*Requirement*
Please retype the records from their first line through the line containing "temperature-cell bbox=[305, 152, 318, 165]", inclusive.

*Recorded data*
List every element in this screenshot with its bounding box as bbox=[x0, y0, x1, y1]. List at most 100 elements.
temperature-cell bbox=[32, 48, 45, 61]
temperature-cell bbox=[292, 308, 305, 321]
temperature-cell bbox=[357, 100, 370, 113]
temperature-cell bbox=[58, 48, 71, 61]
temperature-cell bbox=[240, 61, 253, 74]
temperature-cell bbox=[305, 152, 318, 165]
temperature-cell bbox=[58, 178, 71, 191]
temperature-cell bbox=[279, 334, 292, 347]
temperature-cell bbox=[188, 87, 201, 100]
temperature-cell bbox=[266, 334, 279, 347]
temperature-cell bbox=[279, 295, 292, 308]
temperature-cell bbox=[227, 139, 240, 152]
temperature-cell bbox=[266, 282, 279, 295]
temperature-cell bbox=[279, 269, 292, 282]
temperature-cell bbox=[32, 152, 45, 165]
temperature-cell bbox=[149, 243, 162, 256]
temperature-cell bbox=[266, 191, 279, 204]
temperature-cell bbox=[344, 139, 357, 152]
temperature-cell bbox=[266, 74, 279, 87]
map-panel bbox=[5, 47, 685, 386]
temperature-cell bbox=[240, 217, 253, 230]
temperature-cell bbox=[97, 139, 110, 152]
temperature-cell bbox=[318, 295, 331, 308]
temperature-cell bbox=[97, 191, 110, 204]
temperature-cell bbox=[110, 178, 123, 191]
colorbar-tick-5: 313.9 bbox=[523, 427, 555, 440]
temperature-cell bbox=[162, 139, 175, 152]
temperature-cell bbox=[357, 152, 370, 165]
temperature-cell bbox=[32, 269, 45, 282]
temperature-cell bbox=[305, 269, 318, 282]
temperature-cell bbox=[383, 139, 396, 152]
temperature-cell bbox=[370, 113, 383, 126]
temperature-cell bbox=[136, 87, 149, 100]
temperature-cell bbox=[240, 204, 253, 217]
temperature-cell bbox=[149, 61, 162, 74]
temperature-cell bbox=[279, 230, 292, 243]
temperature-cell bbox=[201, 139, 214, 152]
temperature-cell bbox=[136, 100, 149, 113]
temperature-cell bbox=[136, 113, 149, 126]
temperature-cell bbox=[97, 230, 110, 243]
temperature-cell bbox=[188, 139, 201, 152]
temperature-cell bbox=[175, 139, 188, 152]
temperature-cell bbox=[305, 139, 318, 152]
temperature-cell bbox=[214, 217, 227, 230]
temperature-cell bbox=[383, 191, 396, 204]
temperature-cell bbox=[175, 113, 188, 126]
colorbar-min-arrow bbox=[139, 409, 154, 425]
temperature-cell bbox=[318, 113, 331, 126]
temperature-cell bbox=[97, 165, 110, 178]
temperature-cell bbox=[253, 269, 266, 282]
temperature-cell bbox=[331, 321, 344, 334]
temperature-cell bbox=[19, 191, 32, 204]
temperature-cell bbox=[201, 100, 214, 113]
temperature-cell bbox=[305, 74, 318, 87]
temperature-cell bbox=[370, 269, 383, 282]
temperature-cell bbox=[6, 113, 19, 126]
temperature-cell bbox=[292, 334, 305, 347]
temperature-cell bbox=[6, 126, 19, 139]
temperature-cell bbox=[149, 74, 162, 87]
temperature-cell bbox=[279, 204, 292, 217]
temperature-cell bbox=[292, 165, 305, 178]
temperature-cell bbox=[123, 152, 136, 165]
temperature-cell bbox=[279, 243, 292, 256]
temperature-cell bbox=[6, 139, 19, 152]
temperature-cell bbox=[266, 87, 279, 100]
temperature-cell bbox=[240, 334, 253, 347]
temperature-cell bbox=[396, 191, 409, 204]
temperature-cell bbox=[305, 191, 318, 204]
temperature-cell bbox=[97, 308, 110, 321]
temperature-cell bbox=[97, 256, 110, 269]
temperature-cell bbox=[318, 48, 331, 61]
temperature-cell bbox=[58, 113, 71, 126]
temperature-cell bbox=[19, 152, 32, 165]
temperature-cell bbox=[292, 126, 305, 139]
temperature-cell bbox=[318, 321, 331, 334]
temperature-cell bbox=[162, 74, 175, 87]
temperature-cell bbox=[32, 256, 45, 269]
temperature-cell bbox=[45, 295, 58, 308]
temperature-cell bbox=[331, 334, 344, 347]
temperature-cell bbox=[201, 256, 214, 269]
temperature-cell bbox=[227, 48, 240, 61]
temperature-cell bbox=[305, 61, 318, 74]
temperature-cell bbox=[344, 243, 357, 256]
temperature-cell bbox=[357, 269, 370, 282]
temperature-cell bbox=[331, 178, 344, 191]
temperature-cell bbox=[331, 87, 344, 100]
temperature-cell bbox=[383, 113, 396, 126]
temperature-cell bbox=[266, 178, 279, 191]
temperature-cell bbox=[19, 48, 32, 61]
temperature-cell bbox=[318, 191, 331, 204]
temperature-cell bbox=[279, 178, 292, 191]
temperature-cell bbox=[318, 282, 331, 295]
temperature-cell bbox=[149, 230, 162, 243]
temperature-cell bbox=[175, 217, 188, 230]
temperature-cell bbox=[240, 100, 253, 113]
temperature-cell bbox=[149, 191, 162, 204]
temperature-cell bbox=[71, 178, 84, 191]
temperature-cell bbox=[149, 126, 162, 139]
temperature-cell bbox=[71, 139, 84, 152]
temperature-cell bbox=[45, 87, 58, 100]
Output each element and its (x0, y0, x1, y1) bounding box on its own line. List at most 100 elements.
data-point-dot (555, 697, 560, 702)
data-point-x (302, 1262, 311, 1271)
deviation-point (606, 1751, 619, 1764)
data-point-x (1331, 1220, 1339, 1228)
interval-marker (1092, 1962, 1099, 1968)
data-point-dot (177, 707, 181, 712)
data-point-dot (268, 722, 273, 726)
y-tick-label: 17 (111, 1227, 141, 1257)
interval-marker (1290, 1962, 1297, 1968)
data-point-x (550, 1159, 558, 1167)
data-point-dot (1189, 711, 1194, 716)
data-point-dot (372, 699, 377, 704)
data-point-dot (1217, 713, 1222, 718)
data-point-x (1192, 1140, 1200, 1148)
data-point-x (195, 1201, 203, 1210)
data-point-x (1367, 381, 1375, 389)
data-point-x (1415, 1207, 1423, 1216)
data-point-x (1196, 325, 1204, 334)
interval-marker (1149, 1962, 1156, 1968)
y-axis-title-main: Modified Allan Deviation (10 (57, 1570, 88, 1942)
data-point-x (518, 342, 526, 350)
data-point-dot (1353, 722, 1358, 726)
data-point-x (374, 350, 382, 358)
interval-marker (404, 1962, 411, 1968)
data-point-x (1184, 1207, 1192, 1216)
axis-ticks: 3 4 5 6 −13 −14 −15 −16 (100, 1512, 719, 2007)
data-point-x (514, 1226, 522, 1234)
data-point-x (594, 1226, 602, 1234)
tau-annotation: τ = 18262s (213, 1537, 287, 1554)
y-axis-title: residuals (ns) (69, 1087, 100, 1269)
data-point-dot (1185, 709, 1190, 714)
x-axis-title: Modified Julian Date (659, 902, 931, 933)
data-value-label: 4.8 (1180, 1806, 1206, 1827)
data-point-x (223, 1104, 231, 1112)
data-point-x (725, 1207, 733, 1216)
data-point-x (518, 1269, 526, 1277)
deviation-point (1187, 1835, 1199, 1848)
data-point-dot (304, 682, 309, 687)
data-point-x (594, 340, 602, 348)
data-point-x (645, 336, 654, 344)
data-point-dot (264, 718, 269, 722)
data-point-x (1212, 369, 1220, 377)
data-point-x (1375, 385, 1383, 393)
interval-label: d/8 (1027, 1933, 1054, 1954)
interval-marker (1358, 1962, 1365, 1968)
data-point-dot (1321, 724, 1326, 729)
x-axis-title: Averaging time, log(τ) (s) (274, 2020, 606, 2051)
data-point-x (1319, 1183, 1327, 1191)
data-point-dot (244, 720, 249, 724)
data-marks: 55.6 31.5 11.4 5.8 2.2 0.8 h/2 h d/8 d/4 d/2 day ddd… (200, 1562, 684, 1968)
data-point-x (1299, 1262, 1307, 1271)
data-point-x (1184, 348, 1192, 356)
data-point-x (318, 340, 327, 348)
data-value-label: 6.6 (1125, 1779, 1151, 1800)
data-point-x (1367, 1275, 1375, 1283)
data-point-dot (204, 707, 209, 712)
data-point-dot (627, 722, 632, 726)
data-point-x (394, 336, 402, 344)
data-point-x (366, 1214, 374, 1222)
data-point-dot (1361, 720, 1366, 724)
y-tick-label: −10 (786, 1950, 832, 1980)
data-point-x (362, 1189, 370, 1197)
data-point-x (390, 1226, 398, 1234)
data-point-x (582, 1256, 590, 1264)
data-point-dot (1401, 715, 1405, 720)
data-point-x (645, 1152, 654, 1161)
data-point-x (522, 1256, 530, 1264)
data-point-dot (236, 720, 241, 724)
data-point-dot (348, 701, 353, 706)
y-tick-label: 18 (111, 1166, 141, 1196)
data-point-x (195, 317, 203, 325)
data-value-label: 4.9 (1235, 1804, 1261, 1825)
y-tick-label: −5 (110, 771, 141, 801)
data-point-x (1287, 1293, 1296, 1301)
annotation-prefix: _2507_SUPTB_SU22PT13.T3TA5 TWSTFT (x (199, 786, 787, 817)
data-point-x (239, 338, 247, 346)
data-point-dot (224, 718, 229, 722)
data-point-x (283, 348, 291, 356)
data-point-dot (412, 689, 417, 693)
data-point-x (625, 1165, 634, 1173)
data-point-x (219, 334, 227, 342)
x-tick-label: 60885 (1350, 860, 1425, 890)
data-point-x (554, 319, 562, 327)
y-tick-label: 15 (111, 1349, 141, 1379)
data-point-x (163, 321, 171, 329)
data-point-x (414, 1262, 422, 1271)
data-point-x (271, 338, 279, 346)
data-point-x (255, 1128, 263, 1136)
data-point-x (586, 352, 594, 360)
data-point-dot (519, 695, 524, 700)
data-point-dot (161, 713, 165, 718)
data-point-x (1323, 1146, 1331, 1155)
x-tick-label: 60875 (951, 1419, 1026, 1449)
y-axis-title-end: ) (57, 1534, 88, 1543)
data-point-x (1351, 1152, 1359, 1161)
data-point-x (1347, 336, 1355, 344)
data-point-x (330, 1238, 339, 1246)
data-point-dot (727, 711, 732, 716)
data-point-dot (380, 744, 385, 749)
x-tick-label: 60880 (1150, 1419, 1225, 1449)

*Result for this exercise*
List every element in this screenshot with its bounding box as bbox=[x0, y0, x1, y1]. List at most 100 elements.
temperature-cell bbox=[32, 48, 45, 61]
temperature-cell bbox=[292, 308, 305, 321]
temperature-cell bbox=[357, 100, 370, 113]
temperature-cell bbox=[58, 48, 71, 61]
temperature-cell bbox=[240, 61, 253, 74]
temperature-cell bbox=[305, 152, 318, 165]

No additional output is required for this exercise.